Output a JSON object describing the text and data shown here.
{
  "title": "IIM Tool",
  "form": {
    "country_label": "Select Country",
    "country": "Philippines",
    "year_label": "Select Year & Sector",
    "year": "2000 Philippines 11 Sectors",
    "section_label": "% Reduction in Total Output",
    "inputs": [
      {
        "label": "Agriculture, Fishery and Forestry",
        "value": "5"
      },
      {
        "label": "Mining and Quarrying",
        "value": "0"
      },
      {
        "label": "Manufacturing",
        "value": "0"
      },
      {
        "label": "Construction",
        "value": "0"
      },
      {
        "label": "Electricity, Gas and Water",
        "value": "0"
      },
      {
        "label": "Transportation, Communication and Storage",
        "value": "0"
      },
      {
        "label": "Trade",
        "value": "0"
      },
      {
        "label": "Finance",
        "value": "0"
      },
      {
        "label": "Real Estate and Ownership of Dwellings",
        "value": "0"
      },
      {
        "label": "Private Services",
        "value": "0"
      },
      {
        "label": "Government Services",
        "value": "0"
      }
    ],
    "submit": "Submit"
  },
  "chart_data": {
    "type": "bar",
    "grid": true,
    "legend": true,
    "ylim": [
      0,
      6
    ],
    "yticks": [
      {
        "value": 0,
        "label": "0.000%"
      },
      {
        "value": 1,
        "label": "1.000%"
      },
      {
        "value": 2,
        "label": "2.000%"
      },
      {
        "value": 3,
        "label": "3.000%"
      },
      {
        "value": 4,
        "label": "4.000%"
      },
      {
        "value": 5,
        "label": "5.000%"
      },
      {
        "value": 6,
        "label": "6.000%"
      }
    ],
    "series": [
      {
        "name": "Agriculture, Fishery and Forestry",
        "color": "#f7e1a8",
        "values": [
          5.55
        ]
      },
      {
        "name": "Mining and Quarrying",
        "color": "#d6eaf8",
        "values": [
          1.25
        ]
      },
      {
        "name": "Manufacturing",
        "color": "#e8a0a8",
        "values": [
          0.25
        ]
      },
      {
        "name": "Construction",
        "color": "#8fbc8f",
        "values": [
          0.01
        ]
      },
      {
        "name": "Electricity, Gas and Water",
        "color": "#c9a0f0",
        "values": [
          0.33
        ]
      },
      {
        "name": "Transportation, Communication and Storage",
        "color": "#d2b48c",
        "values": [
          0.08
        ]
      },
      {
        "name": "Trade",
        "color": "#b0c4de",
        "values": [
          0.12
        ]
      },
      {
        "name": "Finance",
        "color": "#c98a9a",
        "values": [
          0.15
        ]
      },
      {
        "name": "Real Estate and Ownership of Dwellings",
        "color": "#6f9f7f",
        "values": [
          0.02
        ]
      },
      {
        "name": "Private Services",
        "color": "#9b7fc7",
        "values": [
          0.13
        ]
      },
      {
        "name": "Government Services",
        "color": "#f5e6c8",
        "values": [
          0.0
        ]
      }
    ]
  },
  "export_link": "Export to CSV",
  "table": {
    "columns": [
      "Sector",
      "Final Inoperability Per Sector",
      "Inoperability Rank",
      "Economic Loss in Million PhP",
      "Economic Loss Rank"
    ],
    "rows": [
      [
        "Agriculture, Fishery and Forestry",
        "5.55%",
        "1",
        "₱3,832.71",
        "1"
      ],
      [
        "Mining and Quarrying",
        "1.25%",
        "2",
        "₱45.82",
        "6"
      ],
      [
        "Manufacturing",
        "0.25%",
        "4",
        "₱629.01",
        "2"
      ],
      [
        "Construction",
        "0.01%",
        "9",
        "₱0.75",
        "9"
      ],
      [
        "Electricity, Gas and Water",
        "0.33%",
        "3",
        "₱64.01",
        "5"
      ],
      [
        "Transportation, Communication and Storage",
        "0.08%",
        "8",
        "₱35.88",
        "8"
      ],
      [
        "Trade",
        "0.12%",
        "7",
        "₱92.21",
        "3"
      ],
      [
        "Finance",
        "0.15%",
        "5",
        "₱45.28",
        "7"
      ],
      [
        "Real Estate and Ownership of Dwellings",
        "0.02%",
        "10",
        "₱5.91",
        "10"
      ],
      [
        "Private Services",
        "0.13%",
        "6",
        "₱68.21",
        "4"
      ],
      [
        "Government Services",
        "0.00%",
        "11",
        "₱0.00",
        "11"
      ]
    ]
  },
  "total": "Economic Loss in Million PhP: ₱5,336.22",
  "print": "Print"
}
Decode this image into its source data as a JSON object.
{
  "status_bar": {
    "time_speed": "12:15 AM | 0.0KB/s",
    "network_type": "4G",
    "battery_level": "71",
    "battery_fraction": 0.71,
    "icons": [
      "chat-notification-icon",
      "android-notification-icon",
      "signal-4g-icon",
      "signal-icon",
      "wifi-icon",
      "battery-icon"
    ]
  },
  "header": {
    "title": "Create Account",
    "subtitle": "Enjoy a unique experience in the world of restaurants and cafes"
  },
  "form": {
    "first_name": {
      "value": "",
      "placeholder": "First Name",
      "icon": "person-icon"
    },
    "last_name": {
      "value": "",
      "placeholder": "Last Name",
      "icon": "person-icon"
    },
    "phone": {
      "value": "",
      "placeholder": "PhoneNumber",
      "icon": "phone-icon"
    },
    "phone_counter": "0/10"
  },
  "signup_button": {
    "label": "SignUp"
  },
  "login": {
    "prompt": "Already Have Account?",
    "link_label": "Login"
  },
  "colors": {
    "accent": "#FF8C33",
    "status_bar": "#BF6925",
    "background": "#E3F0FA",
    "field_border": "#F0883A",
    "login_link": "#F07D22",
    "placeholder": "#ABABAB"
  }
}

## Required task:
Check each line above for the word "Storage", and copy the lines where it appears.

## Task answer:
        "label": "Transportation, Communication and Storage",
        "name": "Transportation, Communication and Storage",
        "Transportation, Communication and Storage",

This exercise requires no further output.